Figure record extracts
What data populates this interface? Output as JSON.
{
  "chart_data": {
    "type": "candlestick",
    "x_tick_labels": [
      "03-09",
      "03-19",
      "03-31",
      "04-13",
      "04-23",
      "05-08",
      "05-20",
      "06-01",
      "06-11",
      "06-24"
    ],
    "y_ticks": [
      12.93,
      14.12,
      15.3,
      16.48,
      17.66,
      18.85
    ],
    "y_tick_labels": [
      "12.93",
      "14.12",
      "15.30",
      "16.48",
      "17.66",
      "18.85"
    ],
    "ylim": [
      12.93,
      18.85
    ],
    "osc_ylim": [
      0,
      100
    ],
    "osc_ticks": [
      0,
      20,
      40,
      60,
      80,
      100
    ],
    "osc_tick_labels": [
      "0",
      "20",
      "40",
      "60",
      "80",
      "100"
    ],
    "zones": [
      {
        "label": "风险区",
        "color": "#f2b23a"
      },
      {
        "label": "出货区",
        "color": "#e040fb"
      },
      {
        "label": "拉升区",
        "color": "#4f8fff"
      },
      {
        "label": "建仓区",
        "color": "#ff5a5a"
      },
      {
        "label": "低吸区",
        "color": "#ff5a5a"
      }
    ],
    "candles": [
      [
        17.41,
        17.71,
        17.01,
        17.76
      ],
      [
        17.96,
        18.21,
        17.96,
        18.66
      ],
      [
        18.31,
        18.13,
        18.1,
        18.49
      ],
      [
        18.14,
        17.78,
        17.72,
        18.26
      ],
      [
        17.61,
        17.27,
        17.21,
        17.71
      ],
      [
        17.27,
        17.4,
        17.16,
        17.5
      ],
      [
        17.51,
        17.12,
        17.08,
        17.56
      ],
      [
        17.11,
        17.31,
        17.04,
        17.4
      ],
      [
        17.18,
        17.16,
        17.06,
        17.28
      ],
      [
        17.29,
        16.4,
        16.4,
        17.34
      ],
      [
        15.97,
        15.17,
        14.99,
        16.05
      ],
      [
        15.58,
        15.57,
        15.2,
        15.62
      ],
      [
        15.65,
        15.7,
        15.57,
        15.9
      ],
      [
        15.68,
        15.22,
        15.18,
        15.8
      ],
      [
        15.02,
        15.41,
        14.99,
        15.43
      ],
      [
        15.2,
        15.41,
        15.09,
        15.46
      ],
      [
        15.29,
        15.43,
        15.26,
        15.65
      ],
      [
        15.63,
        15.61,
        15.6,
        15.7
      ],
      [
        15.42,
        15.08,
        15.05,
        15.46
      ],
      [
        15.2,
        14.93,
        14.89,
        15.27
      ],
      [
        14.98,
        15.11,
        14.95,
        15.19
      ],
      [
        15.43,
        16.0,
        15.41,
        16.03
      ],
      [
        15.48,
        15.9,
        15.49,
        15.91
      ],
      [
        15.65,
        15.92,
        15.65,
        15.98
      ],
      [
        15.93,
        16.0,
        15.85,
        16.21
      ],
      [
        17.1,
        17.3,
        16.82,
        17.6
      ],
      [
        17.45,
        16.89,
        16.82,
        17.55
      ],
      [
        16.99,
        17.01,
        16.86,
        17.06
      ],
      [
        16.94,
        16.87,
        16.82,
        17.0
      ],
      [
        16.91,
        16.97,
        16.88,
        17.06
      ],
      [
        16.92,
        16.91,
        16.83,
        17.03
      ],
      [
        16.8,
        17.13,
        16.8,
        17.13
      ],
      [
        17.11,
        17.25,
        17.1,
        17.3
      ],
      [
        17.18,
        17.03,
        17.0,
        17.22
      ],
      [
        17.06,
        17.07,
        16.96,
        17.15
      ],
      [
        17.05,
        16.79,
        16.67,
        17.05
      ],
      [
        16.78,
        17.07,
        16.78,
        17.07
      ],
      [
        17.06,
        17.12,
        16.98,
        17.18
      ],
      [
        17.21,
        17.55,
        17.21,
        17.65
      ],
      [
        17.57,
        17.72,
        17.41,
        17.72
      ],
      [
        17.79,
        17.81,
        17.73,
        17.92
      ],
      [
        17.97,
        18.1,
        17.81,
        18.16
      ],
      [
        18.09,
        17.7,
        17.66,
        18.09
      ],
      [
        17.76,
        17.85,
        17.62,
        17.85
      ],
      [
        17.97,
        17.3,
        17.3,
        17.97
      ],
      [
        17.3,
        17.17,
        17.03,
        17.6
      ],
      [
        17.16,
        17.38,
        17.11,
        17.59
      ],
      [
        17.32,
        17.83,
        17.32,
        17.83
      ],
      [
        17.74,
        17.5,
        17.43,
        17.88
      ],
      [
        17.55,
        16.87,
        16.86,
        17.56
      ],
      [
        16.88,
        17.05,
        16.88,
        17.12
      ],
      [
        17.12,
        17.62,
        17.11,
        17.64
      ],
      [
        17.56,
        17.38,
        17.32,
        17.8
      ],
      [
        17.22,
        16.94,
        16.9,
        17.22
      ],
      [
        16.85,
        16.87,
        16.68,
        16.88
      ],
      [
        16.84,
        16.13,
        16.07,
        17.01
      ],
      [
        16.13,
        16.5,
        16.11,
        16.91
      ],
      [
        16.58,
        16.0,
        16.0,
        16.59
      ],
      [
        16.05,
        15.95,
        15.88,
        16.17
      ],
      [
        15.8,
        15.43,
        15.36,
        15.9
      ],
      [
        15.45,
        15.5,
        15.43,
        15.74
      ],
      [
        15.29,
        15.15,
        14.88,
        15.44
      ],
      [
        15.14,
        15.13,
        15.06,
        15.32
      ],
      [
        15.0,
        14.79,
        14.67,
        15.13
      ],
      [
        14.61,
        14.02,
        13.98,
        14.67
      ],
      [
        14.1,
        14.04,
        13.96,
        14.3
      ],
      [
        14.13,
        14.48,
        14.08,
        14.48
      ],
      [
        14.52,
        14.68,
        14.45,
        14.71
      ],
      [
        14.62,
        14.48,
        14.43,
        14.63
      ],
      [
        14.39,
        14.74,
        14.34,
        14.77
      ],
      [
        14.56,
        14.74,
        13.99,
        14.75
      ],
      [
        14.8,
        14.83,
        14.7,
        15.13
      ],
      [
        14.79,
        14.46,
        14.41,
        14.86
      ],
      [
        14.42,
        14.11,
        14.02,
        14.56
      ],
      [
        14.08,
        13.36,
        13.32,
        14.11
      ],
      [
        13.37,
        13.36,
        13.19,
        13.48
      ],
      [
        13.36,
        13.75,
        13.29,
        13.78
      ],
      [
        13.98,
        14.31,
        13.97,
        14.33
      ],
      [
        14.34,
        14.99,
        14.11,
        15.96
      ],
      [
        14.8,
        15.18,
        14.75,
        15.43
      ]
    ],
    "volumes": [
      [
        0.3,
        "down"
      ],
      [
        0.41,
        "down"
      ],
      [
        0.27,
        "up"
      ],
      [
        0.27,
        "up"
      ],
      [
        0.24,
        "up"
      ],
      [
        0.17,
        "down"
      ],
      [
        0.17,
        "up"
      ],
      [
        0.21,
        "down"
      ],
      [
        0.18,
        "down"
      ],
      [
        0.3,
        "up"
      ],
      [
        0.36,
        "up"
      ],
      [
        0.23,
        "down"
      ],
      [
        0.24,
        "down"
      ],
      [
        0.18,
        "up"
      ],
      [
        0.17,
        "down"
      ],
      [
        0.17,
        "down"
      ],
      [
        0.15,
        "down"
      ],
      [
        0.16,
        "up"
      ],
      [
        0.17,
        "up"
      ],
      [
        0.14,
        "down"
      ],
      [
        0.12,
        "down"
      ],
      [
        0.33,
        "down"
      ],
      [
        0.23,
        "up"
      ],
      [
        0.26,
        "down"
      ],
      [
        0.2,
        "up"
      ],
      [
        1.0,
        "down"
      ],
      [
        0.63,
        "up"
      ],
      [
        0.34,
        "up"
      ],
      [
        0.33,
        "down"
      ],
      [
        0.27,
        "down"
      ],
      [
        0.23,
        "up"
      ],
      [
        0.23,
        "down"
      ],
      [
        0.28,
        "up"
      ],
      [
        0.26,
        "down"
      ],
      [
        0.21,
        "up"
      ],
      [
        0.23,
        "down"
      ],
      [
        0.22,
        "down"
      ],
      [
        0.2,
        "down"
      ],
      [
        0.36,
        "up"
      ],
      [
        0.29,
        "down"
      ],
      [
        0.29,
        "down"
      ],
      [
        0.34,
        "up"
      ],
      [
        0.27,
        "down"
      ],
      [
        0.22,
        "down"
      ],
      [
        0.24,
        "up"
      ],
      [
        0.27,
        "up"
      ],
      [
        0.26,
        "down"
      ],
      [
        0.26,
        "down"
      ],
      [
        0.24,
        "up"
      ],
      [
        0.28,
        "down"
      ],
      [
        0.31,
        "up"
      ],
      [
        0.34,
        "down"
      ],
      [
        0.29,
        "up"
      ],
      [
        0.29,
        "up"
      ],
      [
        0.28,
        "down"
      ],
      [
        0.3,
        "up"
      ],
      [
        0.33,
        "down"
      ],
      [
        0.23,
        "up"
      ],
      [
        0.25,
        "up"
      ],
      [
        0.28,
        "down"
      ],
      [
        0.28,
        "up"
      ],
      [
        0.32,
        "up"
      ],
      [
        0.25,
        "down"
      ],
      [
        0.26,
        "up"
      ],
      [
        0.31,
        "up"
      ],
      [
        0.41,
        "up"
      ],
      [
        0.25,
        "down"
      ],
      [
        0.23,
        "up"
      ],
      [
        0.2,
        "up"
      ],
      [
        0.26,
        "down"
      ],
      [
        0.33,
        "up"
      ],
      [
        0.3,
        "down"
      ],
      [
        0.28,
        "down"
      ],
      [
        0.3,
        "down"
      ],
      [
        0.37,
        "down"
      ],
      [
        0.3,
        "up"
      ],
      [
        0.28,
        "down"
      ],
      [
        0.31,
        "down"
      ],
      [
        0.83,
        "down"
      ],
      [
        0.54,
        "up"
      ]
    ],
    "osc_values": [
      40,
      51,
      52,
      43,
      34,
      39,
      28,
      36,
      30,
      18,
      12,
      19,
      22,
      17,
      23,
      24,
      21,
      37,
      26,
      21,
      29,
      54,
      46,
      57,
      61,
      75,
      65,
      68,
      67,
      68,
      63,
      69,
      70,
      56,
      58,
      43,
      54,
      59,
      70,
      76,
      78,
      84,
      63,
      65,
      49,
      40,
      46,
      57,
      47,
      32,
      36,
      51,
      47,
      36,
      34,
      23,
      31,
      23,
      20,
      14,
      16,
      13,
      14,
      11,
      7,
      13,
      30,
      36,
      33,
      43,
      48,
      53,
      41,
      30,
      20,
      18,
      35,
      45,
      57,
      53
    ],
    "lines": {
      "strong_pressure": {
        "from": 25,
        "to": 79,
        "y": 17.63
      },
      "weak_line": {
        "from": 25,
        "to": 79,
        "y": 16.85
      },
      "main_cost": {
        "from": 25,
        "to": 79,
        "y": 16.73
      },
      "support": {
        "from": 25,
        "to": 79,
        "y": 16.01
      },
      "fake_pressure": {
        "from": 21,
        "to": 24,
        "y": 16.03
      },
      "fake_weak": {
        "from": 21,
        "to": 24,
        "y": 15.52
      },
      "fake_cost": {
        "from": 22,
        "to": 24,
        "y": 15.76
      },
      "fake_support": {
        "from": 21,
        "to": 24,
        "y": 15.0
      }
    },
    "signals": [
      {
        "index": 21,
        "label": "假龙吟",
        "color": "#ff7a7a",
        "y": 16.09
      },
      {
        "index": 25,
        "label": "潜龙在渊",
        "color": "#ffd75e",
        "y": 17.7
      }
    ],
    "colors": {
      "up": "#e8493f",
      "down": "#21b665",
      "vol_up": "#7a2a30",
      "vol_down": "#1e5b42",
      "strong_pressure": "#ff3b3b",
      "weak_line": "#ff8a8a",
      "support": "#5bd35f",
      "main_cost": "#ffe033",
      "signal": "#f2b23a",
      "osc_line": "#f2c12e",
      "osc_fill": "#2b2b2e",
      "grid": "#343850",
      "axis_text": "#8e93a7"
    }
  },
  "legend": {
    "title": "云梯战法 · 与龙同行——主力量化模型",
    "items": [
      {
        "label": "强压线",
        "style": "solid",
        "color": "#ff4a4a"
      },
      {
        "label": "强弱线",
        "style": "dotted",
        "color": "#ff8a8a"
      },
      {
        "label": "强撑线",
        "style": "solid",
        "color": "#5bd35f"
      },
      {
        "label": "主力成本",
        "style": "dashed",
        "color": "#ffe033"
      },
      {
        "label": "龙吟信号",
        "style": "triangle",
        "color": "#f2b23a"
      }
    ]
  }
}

> **WHAT THE TASK REQUIRES**
In the entries above, some lines may contain the string "style"; report how many, without additional comment.

> **IN RESPONSE**
5